> Objectif A:
Pourriez-vous transcrire le passage sur la Birmanie depuis « Signe d’isolement d’un » jusqu'à « à 45 degrés. » inclus ?
> Objectif B:
Comment poursuivriez-vous le passage sur la Birmanie après sa dernière phrase ? Rédigez-en la suite.

> Extrait du document:
________

Signe d’isolement d’un pays préindustriel: des cyclistes parfois de leur monture pour me voir passer. Des fous rires fusent souvent. Les enfants qui accourent pour me saluer de la main me portent un peu de douceur sous ce ciel incendiaire de mai qui me calcine. C’est le mois le plus chaud de l’année, « quand les pieds sont silencieux », quand les Birmans jouent au carambole ou s’endorment sur des chaises en bambou inclinées à 45 degrés.

________

Extraits d'un jeu d'annotations de mise en page
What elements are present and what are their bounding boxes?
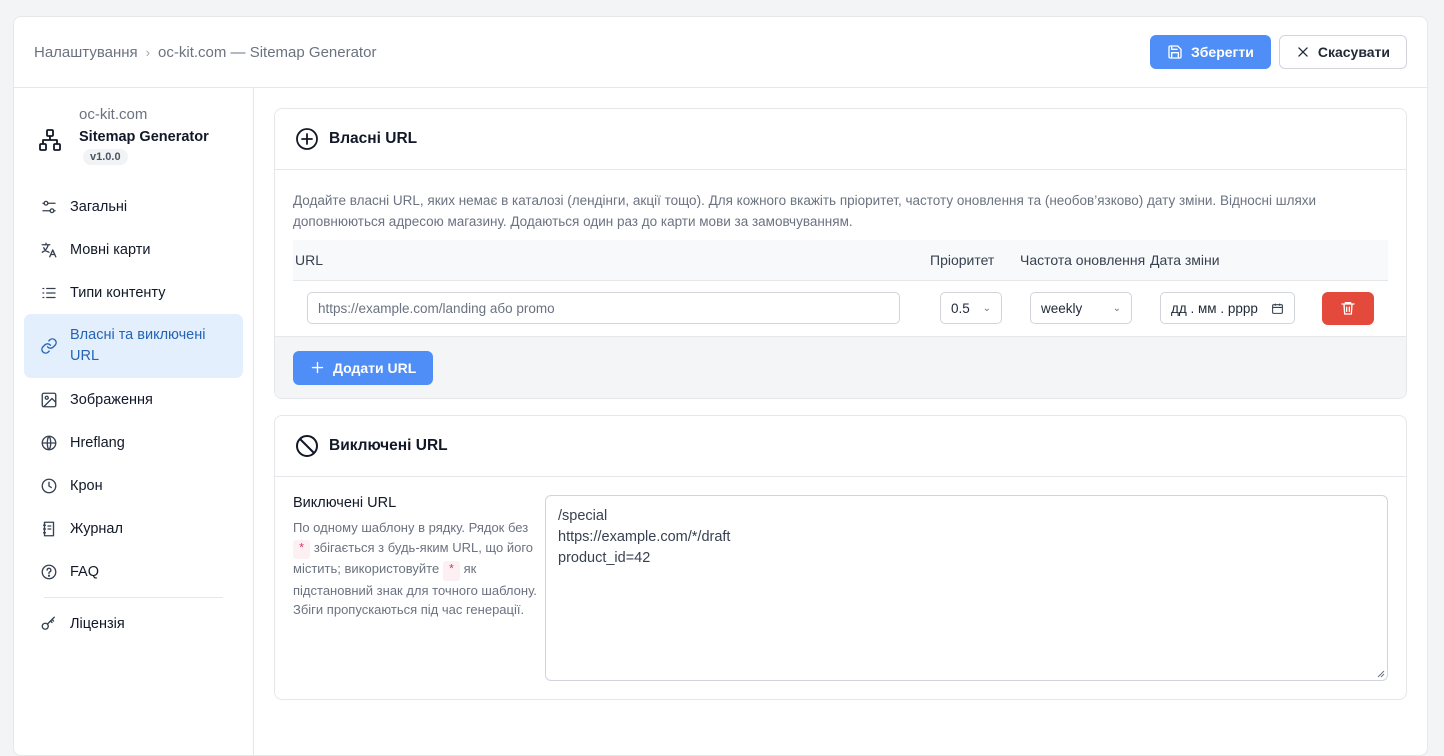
wildcard-code: * [442, 561, 461, 581]
breadcrumb: Налаштування › oc-kit.com — Sitemap Gene… [34, 44, 1150, 61]
card-header: Виключені URL [275, 416, 1406, 477]
card-title: Виключені URL [329, 437, 448, 454]
journal-icon [43, 521, 55, 536]
card-header: Власні URL [275, 109, 1406, 170]
sidebar-item-label: Крон [70, 477, 103, 494]
settings-window: Налаштування › oc-kit.com — Sitemap Gene… [13, 16, 1428, 756]
breadcrumb-current: oc-kit.com — Sitemap Generator [158, 43, 377, 61]
excluded-urls-card: Виключені URL Виключені URL По одному ша… [274, 415, 1407, 700]
column-header-actions [1298, 240, 1388, 281]
plus-icon [311, 361, 324, 374]
textarea-line: /special [558, 508, 608, 524]
sidebar-item-hreflang[interactable]: Hreflang [24, 421, 243, 464]
column-header-frequency: Частота оновлення [1018, 240, 1148, 281]
delete-row-button[interactable] [1322, 291, 1374, 325]
sidebar-item-label: Зображення [70, 391, 153, 408]
sidebar-item-journal[interactable]: Журнал [24, 507, 243, 550]
plus-circle-icon [296, 128, 318, 150]
save-button-label: Зберегти [1191, 44, 1254, 60]
excluded-urls-label: Виключені URL [293, 495, 397, 511]
frequency-select[interactable]: weekly ⌄ [1030, 292, 1132, 325]
save-button[interactable]: Зберегти [1150, 35, 1271, 69]
custom-urls-card: Власні URL Додайте власні URL, яких нема… [274, 108, 1407, 399]
sidebar-item-content-types[interactable]: Типи контенту [24, 271, 243, 314]
sidebar-item-images[interactable]: Зображення [24, 378, 243, 421]
excluded-urls-help: Виключені URL По одному шаблону в рядку.… [293, 495, 545, 681]
card-title: Власні URL [329, 130, 418, 147]
sidebar-item-label: Загальні [70, 198, 128, 215]
breadcrumb-separator: › [145, 44, 151, 60]
sidebar: oc-kit.com Sitemap Generator v1.0.0 Зага… [14, 88, 254, 755]
sidebar-item-custom-urls[interactable]: Власні та виключені URL [24, 314, 243, 378]
cancel-button-label: Скасувати [1317, 44, 1390, 60]
sidebar-item-faq[interactable]: FAQ [24, 550, 243, 593]
main-content: Власні URL Додайте власні URL, яких нема… [254, 88, 1427, 755]
url-input[interactable]: https://example.com/landing або promo [307, 292, 900, 325]
priority-select[interactable]: 0.5 ⌄ [940, 292, 1002, 325]
image-icon [41, 392, 57, 407]
top-bar: Налаштування › oc-kit.com — Sitemap Gene… [14, 17, 1427, 88]
trash-icon [1341, 302, 1355, 315]
textarea-line: product_id=42 [558, 550, 651, 566]
resize-handle-icon[interactable] [1375, 668, 1385, 678]
ban-icon [296, 435, 318, 457]
help-text-part: збігається з будь-яким URL, що його міст… [293, 539, 533, 577]
brand-site: oc-kit.com [79, 106, 148, 123]
card-footer: Додати URL [275, 336, 1406, 398]
column-header-date: Дата зміни [1148, 240, 1298, 281]
close-icon [1298, 47, 1308, 57]
wildcard-code: * [293, 539, 311, 559]
table-row: https://example.com/landing або promo 0.… [293, 280, 1388, 336]
sidebar-item-label: FAQ [70, 563, 100, 580]
sidebar-item-label: Типи контенту [70, 284, 166, 301]
sidebar-item-label: Hreflang [70, 434, 125, 451]
sidebar-item-cron[interactable]: Крон [24, 464, 243, 507]
textarea-line: https://example.com/*/draft [558, 529, 731, 545]
help-text-part: По одному шаблону в рядку. Рядок без [293, 520, 529, 535]
add-url-button[interactable]: Додати URL [293, 350, 434, 385]
cancel-button[interactable]: Скасувати [1278, 35, 1407, 69]
date-placeholder: дд . мм . рррр [1171, 300, 1258, 316]
chevron-down-icon: ⌄ [982, 302, 991, 314]
question-icon [41, 564, 57, 579]
sidebar-item-label: Мовні карти [70, 241, 151, 258]
excluded-urls-textarea[interactable]: /special https://example.com/*/draft pro… [545, 495, 1388, 681]
add-url-label: Додати URL [333, 359, 417, 376]
sidebar-item-license[interactable]: Ліцензія [24, 602, 243, 645]
help-text: По одному шаблону в рядку. Рядок без * з… [293, 518, 545, 620]
brand-name: Sitemap Generator [79, 129, 209, 145]
link-icon [41, 338, 57, 354]
sidebar-item-label: Журнал [70, 520, 123, 537]
priority-value: 0.5 [951, 300, 970, 316]
list-icon [42, 287, 56, 298]
version-badge: v1.0.0 [83, 149, 128, 165]
calendar-icon [1272, 303, 1283, 314]
sliders-icon [42, 200, 56, 213]
sidebar-item-language-maps[interactable]: Мовні карти [24, 228, 243, 271]
clock-icon [41, 478, 57, 493]
globe-icon [41, 435, 57, 450]
save-icon [1168, 45, 1182, 59]
frequency-value: weekly [1041, 300, 1083, 316]
breadcrumb-root[interactable]: Налаштування [34, 44, 138, 61]
sidebar-item-general[interactable]: Загальні [24, 185, 243, 228]
date-input[interactable]: дд . мм . рррр [1160, 292, 1295, 325]
custom-urls-table: URL Пріоритет Частота оновлення Дата змі… [293, 240, 1388, 336]
sidebar-item-label: Власні та виключені URL [70, 327, 206, 364]
column-header-priority: Пріоритет [928, 240, 1018, 281]
sidebar-item-label: Ліцензія [70, 615, 125, 632]
custom-urls-description: Додайте власні URL, яких немає в каталоз… [293, 193, 1317, 229]
sitemap-icon [39, 129, 61, 151]
brand: oc-kit.com Sitemap Generator v1.0.0 [24, 106, 243, 165]
key-icon [41, 616, 55, 630]
translate-icon [41, 242, 57, 257]
column-header-url: URL [293, 240, 928, 281]
sidebar-divider [44, 597, 223, 598]
chevron-down-icon: ⌄ [1112, 302, 1121, 314]
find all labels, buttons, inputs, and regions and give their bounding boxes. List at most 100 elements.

________

> Résultat A:
Signe d’isolement d’un pays préindustriel: des cyclistes parfois de leur monture pour me voir passer. Des fous rires fusent souvent. Les enfants qui accourent pour me saluer de la main me portent un peu de douceur sous ce ciel incendiaire de mai qui me calcine. C’est le mois le plus chaud de l’année, « quand les pieds sont silencieux », quand les Birmans jouent au carambole ou s’endorment sur des chaises en bambou inclinées à 45 degrés.

> Résultat B:
De vieilles femmes fument le cheerot, le cigare birman (du tabac mélangé à du sucre et des senteurs exotiques) enveloppé dans une feuille de maïs. Le cigare en bouche leur donne un air de noblesse supplémentaire dans un pays profondément respectueux de ses anciens. A toute heure, les hommes s’attablent dans les maisons de thé. Lieu de rencontre incontournable où les Birmans partagent une amitié, règlent leurs conflits ou signent un contrat. Aux heures chaudes, un match de Manchester United, leur club de football fétiche transforme le tea house en une salle de cinéma bourrée de supporters, rivés sur le poste de télévision… en proie à de fréquentes pannes de courant. A moins qu’ils ne jouent au chinion, semblable au hucky sack américain, un ballon de foot traditionnel de 11 cm de diamètre confectionné en feuilles de canne à sucre. Dans un cercle de sept mètres tracé à terre, les joueurs se renvoient la balle par des passes acrobatiques du pied et de la jambe en évitant qu’elle ne tombe à terre. Un jeu qui figure sur le billet de banque de 5 kyats.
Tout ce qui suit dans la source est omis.